▸ Required task
Every line containing the word "Importación" needs to be found and copied.
______
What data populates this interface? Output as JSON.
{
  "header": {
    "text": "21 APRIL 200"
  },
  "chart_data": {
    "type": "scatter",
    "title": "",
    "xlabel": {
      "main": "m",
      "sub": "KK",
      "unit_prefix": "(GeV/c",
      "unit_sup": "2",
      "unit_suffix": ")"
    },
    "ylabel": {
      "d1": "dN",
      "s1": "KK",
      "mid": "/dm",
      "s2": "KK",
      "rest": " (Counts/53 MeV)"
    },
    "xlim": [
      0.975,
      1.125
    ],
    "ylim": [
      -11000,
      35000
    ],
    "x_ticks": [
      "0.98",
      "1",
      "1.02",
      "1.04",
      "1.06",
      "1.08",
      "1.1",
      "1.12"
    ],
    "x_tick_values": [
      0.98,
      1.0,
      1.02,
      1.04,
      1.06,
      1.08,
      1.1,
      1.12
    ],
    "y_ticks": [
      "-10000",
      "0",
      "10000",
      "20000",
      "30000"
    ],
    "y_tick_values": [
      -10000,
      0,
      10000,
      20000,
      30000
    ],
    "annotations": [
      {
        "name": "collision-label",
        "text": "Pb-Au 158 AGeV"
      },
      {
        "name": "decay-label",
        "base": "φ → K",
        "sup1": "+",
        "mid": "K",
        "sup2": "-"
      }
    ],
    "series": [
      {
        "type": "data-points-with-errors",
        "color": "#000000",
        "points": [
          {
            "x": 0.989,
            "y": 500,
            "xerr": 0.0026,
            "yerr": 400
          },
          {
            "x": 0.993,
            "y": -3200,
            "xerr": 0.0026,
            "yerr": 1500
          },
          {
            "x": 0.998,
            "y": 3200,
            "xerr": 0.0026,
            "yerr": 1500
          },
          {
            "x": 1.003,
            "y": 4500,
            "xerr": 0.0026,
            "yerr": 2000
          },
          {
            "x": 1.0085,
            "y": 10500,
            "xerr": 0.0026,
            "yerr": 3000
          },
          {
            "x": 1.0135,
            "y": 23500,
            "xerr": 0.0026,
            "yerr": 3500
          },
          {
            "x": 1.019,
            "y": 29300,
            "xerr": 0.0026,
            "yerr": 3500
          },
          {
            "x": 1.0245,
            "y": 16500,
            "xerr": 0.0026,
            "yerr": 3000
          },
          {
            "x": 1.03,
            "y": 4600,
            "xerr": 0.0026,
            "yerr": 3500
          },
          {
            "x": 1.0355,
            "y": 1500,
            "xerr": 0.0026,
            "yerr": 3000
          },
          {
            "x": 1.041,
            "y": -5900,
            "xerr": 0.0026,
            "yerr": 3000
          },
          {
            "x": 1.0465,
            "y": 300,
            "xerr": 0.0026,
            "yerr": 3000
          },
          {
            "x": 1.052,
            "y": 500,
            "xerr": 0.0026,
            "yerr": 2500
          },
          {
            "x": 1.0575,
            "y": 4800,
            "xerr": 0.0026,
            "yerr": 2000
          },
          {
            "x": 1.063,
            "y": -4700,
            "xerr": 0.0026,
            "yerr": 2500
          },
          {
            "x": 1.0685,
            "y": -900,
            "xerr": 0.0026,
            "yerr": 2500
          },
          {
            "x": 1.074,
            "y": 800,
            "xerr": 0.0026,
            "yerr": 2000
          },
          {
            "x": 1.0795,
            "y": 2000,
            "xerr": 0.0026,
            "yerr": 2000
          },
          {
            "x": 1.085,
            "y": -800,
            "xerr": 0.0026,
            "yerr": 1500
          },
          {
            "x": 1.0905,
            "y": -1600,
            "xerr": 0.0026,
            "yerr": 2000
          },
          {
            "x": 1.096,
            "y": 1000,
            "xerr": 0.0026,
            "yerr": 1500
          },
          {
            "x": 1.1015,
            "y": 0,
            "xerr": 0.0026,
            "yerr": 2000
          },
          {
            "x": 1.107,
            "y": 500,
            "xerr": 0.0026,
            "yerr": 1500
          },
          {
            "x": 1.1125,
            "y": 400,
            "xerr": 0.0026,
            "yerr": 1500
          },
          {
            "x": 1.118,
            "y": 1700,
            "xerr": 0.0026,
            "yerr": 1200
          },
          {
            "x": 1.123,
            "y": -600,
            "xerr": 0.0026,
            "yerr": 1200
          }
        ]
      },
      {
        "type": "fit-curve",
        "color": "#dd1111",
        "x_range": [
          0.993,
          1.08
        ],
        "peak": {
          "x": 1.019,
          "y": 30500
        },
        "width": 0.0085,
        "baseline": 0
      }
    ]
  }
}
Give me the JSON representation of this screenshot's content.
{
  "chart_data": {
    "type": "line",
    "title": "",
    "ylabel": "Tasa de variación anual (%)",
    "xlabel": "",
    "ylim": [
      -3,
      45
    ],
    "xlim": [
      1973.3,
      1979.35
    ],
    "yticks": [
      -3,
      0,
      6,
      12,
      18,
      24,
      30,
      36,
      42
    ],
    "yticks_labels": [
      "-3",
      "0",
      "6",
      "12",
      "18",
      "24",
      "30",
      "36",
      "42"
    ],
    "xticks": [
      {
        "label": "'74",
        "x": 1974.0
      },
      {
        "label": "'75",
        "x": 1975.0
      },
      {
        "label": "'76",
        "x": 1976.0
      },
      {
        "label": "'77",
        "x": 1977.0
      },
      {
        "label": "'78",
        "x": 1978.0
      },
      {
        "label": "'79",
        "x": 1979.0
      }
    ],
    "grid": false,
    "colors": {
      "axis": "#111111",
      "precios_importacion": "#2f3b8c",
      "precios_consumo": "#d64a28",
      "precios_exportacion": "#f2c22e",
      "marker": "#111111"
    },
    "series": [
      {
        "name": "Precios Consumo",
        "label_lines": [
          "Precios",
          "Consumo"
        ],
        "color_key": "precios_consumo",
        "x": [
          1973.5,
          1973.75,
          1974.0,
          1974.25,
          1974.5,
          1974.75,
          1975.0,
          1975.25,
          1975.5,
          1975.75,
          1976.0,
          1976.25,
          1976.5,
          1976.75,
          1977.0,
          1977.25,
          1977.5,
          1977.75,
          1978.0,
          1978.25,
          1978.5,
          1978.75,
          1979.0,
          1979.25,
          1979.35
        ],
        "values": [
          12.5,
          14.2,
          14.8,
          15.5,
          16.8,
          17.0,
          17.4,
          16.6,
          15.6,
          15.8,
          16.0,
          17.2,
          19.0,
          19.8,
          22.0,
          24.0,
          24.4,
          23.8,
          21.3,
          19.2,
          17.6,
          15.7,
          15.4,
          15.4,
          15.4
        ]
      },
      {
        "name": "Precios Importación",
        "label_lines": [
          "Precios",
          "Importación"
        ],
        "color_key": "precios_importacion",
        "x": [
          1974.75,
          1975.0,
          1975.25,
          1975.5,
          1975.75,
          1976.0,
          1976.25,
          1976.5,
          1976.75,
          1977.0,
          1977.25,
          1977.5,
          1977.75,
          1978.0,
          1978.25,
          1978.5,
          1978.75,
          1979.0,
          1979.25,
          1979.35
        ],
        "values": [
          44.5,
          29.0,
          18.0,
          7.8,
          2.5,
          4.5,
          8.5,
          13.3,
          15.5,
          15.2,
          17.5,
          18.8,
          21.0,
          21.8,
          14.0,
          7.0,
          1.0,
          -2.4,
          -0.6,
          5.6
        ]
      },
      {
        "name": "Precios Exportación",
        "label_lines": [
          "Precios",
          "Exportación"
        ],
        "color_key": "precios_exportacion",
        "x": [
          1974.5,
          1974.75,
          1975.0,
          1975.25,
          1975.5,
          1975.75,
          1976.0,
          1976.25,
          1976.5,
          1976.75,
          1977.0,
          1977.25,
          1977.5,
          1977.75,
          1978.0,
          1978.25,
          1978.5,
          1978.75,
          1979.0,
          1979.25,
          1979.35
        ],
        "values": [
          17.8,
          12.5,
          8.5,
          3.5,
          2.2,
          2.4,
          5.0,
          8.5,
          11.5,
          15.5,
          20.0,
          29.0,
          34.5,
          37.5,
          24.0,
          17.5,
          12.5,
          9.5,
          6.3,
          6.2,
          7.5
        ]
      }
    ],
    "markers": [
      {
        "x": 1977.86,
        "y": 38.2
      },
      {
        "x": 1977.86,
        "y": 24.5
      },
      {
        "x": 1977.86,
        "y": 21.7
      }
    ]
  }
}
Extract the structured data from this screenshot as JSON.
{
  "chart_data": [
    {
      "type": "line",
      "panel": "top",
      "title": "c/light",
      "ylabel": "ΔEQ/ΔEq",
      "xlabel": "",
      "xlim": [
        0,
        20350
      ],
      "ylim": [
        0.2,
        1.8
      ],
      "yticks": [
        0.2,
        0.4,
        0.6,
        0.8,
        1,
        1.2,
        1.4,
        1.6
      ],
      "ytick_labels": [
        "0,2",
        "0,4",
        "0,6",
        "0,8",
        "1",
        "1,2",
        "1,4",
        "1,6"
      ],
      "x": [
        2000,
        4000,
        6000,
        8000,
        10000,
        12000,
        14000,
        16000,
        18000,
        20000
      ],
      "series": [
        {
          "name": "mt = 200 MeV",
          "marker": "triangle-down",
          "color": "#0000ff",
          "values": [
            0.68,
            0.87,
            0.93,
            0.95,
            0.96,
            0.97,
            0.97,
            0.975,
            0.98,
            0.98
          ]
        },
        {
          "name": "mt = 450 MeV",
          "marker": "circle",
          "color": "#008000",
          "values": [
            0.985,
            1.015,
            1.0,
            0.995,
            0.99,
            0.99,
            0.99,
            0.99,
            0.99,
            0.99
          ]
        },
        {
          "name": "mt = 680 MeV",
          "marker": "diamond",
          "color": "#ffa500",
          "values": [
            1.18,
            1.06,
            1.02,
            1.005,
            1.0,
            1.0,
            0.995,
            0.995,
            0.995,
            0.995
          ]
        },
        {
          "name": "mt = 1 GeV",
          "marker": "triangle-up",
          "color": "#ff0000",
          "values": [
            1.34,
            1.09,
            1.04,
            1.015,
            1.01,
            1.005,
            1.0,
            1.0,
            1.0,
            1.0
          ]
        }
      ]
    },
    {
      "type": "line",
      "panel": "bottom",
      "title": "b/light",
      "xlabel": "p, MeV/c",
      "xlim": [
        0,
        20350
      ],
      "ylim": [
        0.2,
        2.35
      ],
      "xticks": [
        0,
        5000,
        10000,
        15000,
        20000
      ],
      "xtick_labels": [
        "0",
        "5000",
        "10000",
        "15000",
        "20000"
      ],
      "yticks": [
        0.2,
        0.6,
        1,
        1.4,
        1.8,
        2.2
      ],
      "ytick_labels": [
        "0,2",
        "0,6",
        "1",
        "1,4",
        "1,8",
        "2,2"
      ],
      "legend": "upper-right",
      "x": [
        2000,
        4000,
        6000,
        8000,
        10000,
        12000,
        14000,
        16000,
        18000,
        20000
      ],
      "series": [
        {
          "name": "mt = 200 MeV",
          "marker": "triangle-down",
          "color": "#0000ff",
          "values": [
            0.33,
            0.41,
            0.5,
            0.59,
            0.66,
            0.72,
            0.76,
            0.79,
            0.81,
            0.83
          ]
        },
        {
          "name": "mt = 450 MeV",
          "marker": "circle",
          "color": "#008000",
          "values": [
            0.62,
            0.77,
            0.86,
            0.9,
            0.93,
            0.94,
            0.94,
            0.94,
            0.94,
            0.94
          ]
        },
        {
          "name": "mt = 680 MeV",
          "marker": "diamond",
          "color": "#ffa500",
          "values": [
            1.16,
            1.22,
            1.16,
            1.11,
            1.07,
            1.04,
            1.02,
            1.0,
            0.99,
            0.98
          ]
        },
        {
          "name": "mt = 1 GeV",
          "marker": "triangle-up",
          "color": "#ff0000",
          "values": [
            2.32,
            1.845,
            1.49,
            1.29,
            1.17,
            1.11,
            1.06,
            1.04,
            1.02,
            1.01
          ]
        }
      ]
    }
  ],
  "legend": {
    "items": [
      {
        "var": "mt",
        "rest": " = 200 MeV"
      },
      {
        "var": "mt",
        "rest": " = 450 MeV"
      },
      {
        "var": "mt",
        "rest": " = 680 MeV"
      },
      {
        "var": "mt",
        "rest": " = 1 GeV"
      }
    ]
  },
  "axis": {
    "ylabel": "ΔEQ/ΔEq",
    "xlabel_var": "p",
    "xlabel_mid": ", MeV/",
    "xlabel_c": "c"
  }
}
______
▸ Answer to the problem
        "name": "Precios Importación",
          "Importación"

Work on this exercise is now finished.